# Given instruction:
Exactly repeat the material, dropping only the pictures.

Begin

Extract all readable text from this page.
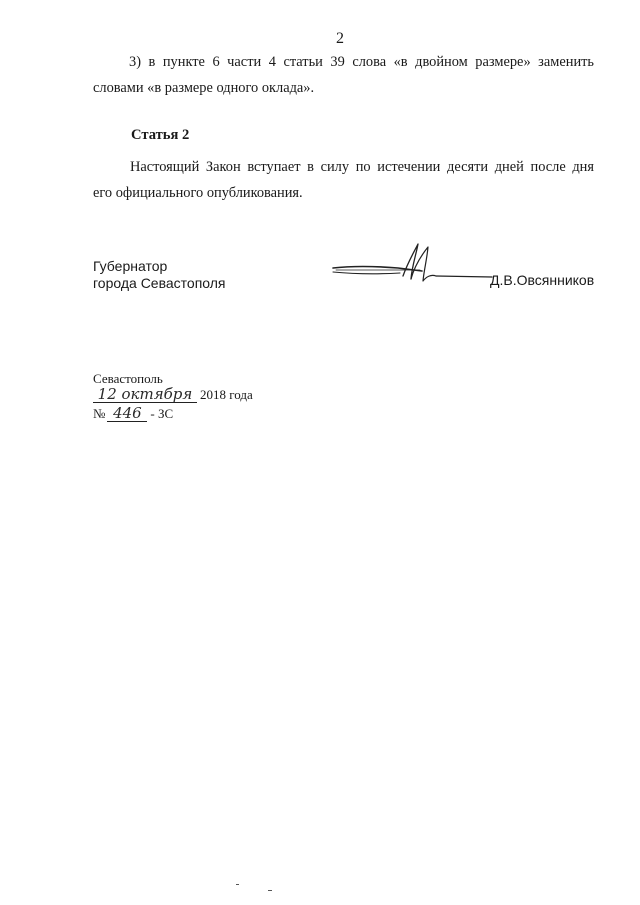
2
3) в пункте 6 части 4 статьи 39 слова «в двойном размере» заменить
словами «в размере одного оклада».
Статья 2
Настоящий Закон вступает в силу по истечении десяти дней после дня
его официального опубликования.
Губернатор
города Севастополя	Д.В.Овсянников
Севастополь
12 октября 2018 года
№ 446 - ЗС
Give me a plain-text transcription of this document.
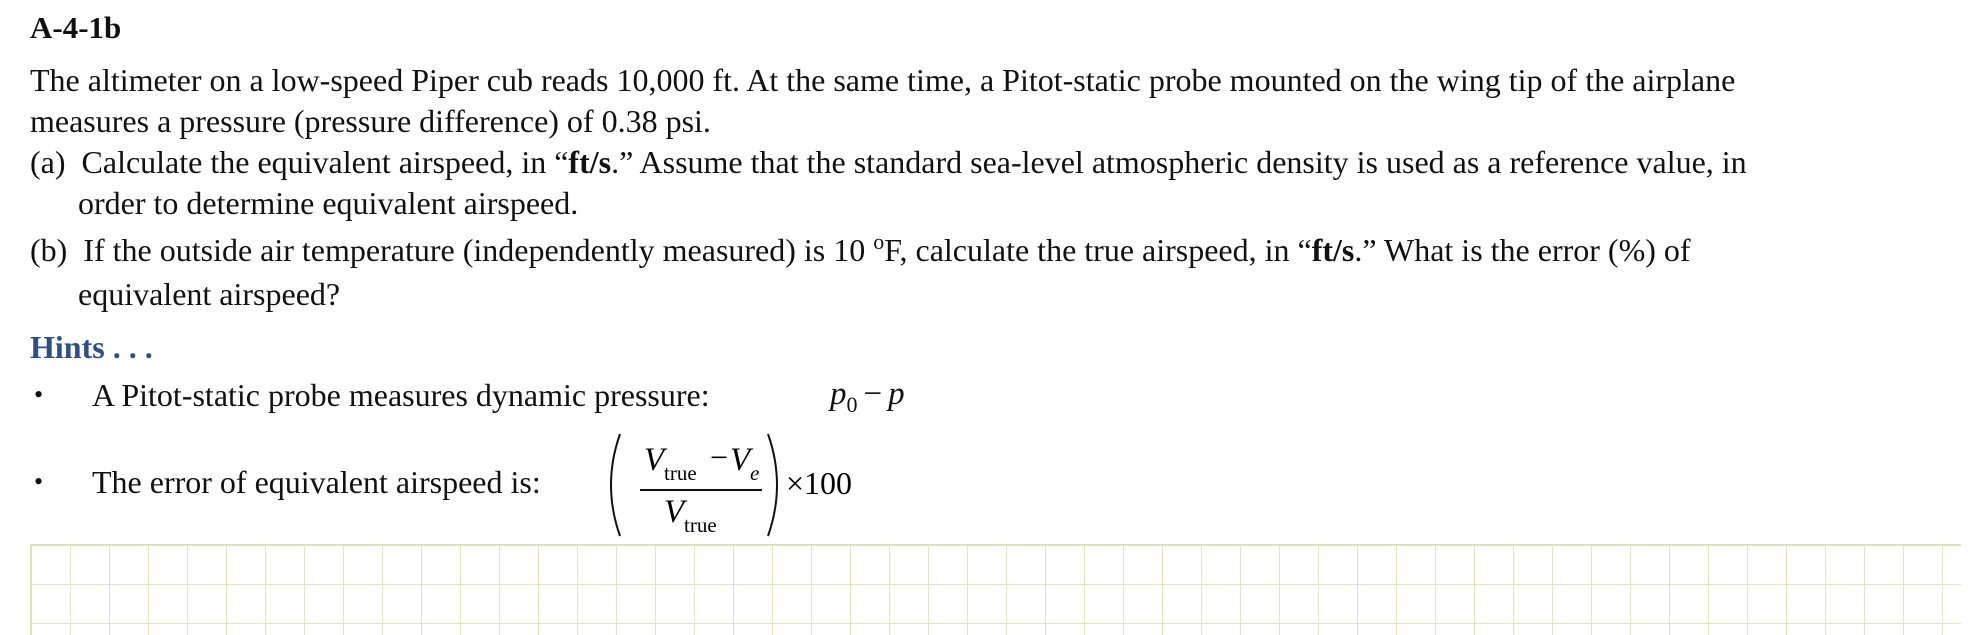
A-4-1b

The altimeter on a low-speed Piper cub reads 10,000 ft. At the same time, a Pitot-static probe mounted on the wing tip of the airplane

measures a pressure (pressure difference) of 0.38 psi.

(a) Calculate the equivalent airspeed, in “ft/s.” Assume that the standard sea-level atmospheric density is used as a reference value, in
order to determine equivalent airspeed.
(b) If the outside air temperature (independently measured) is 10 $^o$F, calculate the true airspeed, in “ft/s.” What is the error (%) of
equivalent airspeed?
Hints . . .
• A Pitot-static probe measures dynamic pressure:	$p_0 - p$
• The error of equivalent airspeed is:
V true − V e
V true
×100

End

# Answer in full:
Extract all readable text from this page.
2
3) в пункте 6 части 4 статьи 39 слова «в двойном размере» заменить
словами «в размере одного оклада».
Статья 2
Настоящий Закон вступает в силу по истечении десяти дней после дня
его официального опубликования.
Губернатор
города Севастополя	Д.В.Овсянников
Севастополь
12 октября 2018 года
№ 446 - ЗС
Give me a plain-text transcription of this document.
A-4-1b

The altimeter on a low-speed Piper cub reads 10,000 ft. At the same time, a Pitot-static probe mounted on the wing tip of the airplane

measures a pressure (pressure difference) of 0.38 psi.

(a) Calculate the equivalent airspeed, in “ft/s.” Assume that the standard sea-level atmospheric density is used as a reference value, in
order to determine equivalent airspeed.
(b) If the outside air temperature (independently measured) is 10 $^o$F, calculate the true airspeed, in “ft/s.” What is the error (%) of
equivalent airspeed?
Hints . . .
• A Pitot-static probe measures dynamic pressure:	$p_0 - p$
• The error of equivalent airspeed is:
V true − V e
V true
×100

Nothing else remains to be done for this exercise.